■ **Exercise objective**
Omit all pictures. Copy exactly the lines from the line containing "Output the text content of this document." to the end of the listing, with both ends included.

■ **Source material**
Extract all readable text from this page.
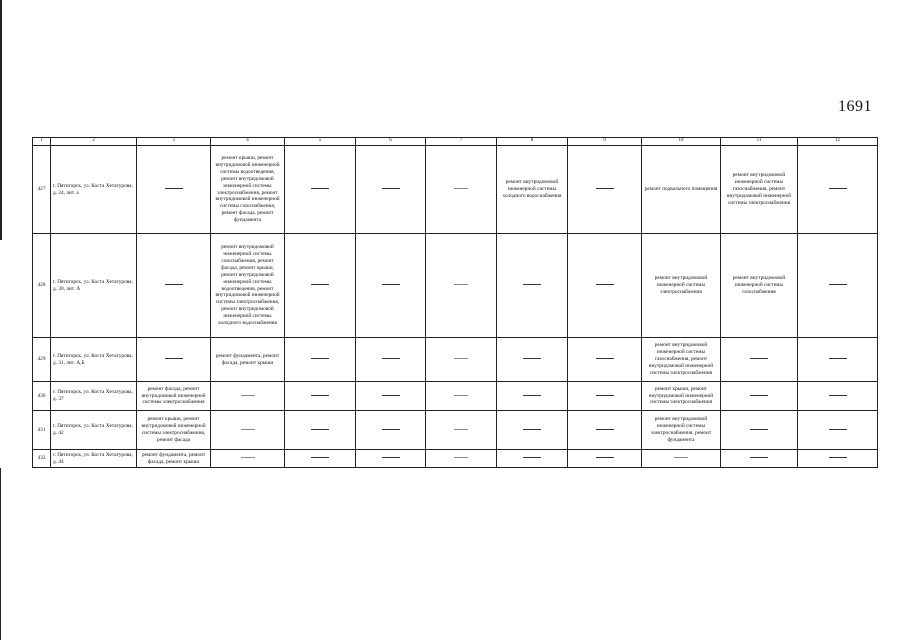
1691
1	2	3	4	5	6	7	8	9	10	11	12
427	г. Пятигорск, ул. Коста Хетагурова, д. 24, лит. а		ремонт крыши, ремонт внутридомовой инженерной системы водоотведения, ремонт внутридомовой инженерной системы электроснабжения, ремонт внутридомовой инженерной системы газоснабжения, ремонт фасада, ремонт фундамента				ремонт внутридомовой инженерной системы холодного водоснабжения		ремонт подвального помещения	ремонт внутридомовой инженерной системы газоснабжения, ремонт внутридомовой инженерной системы электроснабжения	

428	г. Пятигорск, ул. Коста Хетагурова, д. 30, лит. А		ремонт внутридомовой инженерной системы газоснабжения, ремонт фасада, ремонт крыши, ремонт внутридомовой инженерной системы водоотведения, ремонт внутридомовой инженерной системы электроснабжения, ремонт внутридомовой инженерной системы холодного водоснабжения						ремонт внутридомовой инженерной системы электроснабжения	ремонт внутридомовой инженерной системы газоснабжения	

429	г. Пятигорск, ул. Коста Хетагурова, д. 31, лит. А,Б		ремонт фундамента, ремонт фасада, ремонт крыши						ремонт внутридомовой инженерной системы газоснабжения, ремонт внутридомовой инженерной системы электроснабжения		

430	г. Пятигорск, ул. Коста Хетагурова, д. 37	ремонт фасада, ремонт внутридомовой инженерной системы электроснабжения							ремонт крыши, ремонт внутридомовой инженерной системы электроснабжения		

431	г. Пятигорск, ул. Коста Хетагурова, д. 42	ремонт крыши, ремонт внутридомовой инженерной системы электроснабжения, ремонт фасада							ремонт внутридомовой инженерной системы электроснабжения, ремонт фундамента		

432	г. Пятигорск, ул. Коста Хетагурова, д. 44	ремонт фундамента, ремонт фасада, ремонт крыши									
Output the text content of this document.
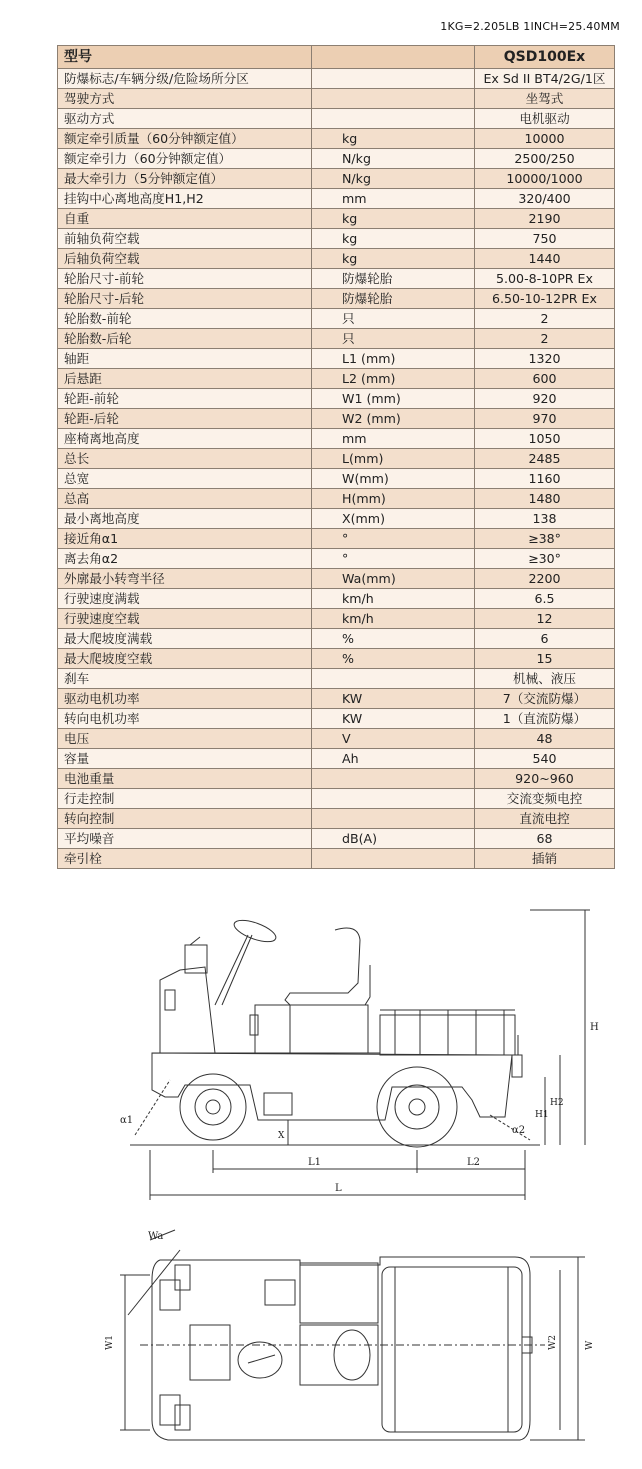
1KG=2.205LB 1INCH=25.40MM
型号		QSD100Ex
防爆标志/车辆分级/危险场所分区		Ex Sd II BT4/2G/1区
驾驶方式		坐驾式
驱动方式		电机驱动
额定牵引质量（60分钟额定值）	kg	10000
额定牵引力（60分钟额定值）	N/kg	2500/250
最大牵引力（5分钟额定值）	N/kg	10000/1000
挂钩中心离地高度H1,H2	mm	320/400
自重	kg	2190
前轴负荷空载	kg	750
后轴负荷空载	kg	1440
轮胎尺寸-前轮	防爆轮胎	5.00-8-10PR Ex
轮胎尺寸-后轮	防爆轮胎	6.50-10-12PR Ex
轮胎数-前轮	只	2
轮胎数-后轮	只	2
轴距	L1 (mm)	1320
后悬距	L2 (mm)	600
轮距-前轮	W1 (mm)	920
轮距-后轮	W2 (mm)	970
座椅离地高度	mm	1050
总长	L(mm)	2485
总宽	W(mm)	1160
总高	H(mm)	1480
最小离地高度	X(mm)	138
接近角α1	°	≥38°
离去角α2	°	≥30°
外廓最小转弯半径	Wa(mm)	2200
行驶速度满载	km/h	6.5
行驶速度空载	km/h	12
最大爬坡度满载	%	6
最大爬坡度空载	%	15
刹车		机械、液压
驱动电机功率	KW	7（交流防爆）
转向电机功率	KW	1（直流防爆）
电压	V	48
容量	Ah	540
电池重量		920~960
行走控制		交流变频电控
转向控制		直流电控
平均噪音	dB(A)	68
牵引栓		插销
L1	L2
L
H
H1
H2
X
α1
α2
Wa
W1	W2	W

■ **Problem solution**
Output the text content of this document.
1KG=2.205LB 1INCH=25.40MM
型号		QSD100Ex
防爆标志/车辆分级/危险场所分区		Ex Sd II BT4/2G/1区
驾驶方式		坐驾式
驱动方式		电机驱动
额定牵引质量（60分钟额定值）	kg	10000
额定牵引力（60分钟额定值）	N/kg	2500/250
最大牵引力（5分钟额定值）	N/kg	10000/1000
挂钩中心离地高度H1,H2	mm	320/400
自重	kg	2190
前轴负荷空载	kg	750
后轴负荷空载	kg	1440
轮胎尺寸-前轮	防爆轮胎	5.00-8-10PR Ex
轮胎尺寸-后轮	防爆轮胎	6.50-10-12PR Ex
轮胎数-前轮	只	2
轮胎数-后轮	只	2
轴距	L1 (mm)	1320
后悬距	L2 (mm)	600
轮距-前轮	W1 (mm)	920
轮距-后轮	W2 (mm)	970
座椅离地高度	mm	1050
总长	L(mm)	2485
总宽	W(mm)	1160
总高	H(mm)	1480
最小离地高度	X(mm)	138
接近角α1	°	≥38°
离去角α2	°	≥30°
外廓最小转弯半径	Wa(mm)	2200
行驶速度满载	km/h	6.5
行驶速度空载	km/h	12
最大爬坡度满载	%	6
最大爬坡度空载	%	15
刹车		机械、液压
驱动电机功率	KW	7（交流防爆）
转向电机功率	KW	1（直流防爆）
电压	V	48
容量	Ah	540
电池重量		920~960
行走控制		交流变频电控
转向控制		直流电控
平均噪音	dB(A)	68
牵引栓		插销
L1	L2
L
H
H1
H2
X
α1
α2
Wa
W1	W2	W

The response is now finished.